> [GOAL]
Every entry must be given again exactly.

Entries with figure data

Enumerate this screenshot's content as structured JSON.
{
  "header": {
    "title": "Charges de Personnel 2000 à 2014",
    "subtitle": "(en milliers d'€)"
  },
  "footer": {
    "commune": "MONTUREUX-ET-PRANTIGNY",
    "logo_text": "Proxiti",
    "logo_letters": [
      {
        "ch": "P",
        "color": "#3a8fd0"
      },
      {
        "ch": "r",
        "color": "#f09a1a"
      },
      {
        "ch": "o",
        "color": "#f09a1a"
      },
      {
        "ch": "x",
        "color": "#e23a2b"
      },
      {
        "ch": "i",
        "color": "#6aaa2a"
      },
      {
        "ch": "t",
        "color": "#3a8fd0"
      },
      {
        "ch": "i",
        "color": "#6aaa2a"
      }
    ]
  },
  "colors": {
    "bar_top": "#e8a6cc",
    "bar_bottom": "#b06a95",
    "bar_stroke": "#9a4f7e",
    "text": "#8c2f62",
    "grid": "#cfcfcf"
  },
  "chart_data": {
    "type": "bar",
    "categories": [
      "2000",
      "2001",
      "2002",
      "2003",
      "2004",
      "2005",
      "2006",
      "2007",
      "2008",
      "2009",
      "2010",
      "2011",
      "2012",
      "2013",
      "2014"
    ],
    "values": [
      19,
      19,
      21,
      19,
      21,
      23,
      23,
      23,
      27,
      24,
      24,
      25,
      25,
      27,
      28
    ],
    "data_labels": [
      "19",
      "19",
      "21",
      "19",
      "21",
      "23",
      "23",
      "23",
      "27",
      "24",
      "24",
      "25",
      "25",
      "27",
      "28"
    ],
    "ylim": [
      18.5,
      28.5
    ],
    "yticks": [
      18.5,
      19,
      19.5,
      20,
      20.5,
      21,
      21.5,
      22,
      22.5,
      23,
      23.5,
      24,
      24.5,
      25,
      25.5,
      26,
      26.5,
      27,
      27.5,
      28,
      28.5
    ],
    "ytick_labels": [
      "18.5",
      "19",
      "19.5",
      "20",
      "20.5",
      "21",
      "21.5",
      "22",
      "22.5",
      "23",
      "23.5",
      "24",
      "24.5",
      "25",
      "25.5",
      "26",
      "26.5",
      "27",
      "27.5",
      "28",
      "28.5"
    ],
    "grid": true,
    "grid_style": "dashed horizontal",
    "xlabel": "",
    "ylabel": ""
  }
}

> [RESPONSE FOR THIS EXERCISE]
Enumerate this screenshot's content as structured JSON.
{
  "header": {
    "title": "Charges de Personnel 2000 à 2014",
    "subtitle": "(en milliers d'€)"
  },
  "footer": {
    "commune": "MONTUREUX-ET-PRANTIGNY",
    "logo_text": "Proxiti",
    "logo_letters": [
      {
        "ch": "P",
        "color": "#3a8fd0"
      },
      {
        "ch": "r",
        "color": "#f09a1a"
      },
      {
        "ch": "o",
        "color": "#f09a1a"
      },
      {
        "ch": "x",
        "color": "#e23a2b"
      },
      {
        "ch": "i",
        "color": "#6aaa2a"
      },
      {
        "ch": "t",
        "color": "#3a8fd0"
      },
      {
        "ch": "i",
        "color": "#6aaa2a"
      }
    ]
  },
  "colors": {
    "bar_top": "#e8a6cc",
    "bar_bottom": "#b06a95",
    "bar_stroke": "#9a4f7e",
    "text": "#8c2f62",
    "grid": "#cfcfcf"
  },
  "chart_data": {
    "type": "bar",
    "categories": [
      "2000",
      "2001",
      "2002",
      "2003",
      "2004",
      "2005",
      "2006",
      "2007",
      "2008",
      "2009",
      "2010",
      "2011",
      "2012",
      "2013",
      "2014"
    ],
    "values": [
      19,
      19,
      21,
      19,
      21,
      23,
      23,
      23,
      27,
      24,
      24,
      25,
      25,
      27,
      28
    ],
    "data_labels": [
      "19",
      "19",
      "21",
      "19",
      "21",
      "23",
      "23",
      "23",
      "27",
      "24",
      "24",
      "25",
      "25",
      "27",
      "28"
    ],
    "ylim": [
      18.5,
      28.5
    ],
    "yticks": [
      18.5,
      19,
      19.5,
      20,
      20.5,
      21,
      21.5,
      22,
      22.5,
      23,
      23.5,
      24,
      24.5,
      25,
      25.5,
      26,
      26.5,
      27,
      27.5,
      28,
      28.5
    ],
    "ytick_labels": [
      "18.5",
      "19",
      "19.5",
      "20",
      "20.5",
      "21",
      "21.5",
      "22",
      "22.5",
      "23",
      "23.5",
      "24",
      "24.5",
      "25",
      "25.5",
      "26",
      "26.5",
      "27",
      "27.5",
      "28",
      "28.5"
    ],
    "grid": true,
    "grid_style": "dashed horizontal",
    "xlabel": "",
    "ylabel": ""
  }
}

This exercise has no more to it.